AIM: State only how many lines contain the string "Goldman".

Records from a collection
####
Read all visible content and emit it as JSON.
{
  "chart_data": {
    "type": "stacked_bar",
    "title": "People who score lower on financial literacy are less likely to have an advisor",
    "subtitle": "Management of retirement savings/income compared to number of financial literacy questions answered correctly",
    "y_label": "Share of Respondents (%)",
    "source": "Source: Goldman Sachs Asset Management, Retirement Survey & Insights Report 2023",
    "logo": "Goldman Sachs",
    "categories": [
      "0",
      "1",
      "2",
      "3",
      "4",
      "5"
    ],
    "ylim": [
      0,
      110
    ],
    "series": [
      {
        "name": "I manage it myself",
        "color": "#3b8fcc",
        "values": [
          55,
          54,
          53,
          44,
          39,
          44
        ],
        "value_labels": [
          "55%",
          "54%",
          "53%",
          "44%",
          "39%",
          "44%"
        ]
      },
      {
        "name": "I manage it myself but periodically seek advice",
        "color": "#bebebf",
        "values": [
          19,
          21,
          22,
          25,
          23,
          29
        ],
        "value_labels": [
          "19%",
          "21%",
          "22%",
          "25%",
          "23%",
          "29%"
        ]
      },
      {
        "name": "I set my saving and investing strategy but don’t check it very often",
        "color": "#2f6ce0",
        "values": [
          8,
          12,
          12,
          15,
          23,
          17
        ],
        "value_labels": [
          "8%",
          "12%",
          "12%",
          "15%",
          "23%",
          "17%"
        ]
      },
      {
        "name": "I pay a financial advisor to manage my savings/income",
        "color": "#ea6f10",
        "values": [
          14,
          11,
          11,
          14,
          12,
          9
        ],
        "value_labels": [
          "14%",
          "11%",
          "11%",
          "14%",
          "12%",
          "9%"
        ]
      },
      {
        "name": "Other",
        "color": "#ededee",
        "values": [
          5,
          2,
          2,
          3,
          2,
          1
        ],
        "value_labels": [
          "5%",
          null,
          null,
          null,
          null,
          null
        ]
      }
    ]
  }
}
####
TASK ANSWER: 2